§ What is required
Gather every line of the entries that includes the word "Motion".

§ Data lines
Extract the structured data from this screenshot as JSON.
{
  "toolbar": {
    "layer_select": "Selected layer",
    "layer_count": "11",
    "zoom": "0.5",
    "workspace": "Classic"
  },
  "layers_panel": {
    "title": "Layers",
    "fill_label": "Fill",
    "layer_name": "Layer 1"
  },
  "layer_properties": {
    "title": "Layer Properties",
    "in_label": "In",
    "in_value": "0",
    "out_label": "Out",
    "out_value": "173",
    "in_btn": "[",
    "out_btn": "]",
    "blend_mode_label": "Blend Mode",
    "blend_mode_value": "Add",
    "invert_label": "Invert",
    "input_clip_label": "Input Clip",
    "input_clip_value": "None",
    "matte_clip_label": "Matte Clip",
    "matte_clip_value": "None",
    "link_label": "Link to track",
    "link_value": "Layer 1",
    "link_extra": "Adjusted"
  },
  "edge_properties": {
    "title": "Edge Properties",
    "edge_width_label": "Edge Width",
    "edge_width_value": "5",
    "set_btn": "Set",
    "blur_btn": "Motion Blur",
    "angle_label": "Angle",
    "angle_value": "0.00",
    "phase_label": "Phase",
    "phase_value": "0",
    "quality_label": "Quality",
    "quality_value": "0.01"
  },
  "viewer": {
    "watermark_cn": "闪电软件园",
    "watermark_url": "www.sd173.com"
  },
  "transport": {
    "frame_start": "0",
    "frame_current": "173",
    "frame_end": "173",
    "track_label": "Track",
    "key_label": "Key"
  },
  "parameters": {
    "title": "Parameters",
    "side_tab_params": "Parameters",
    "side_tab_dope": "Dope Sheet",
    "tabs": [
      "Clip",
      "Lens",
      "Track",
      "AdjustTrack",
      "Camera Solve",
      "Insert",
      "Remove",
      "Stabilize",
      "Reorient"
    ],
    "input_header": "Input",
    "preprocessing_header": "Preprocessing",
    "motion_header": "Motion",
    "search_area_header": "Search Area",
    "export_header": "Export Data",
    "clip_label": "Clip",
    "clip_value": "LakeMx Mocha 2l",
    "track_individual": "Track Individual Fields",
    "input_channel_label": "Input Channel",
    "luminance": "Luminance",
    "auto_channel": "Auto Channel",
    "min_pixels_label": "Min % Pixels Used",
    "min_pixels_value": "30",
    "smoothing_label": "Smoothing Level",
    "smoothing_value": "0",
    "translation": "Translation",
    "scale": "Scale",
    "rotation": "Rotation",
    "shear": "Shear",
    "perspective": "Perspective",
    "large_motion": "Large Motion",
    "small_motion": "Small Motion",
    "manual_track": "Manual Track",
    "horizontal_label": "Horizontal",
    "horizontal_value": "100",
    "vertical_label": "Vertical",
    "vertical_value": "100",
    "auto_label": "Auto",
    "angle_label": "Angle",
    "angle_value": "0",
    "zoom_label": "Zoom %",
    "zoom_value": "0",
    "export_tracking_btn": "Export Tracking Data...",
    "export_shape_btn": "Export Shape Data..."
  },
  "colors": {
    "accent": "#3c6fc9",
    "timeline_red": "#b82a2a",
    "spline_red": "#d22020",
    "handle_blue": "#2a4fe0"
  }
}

§ The result
    "blur_btn": "Motion Blur",
    "motion_header": "Motion",
    "large_motion": "Large Motion",
    "small_motion": "Small Motion",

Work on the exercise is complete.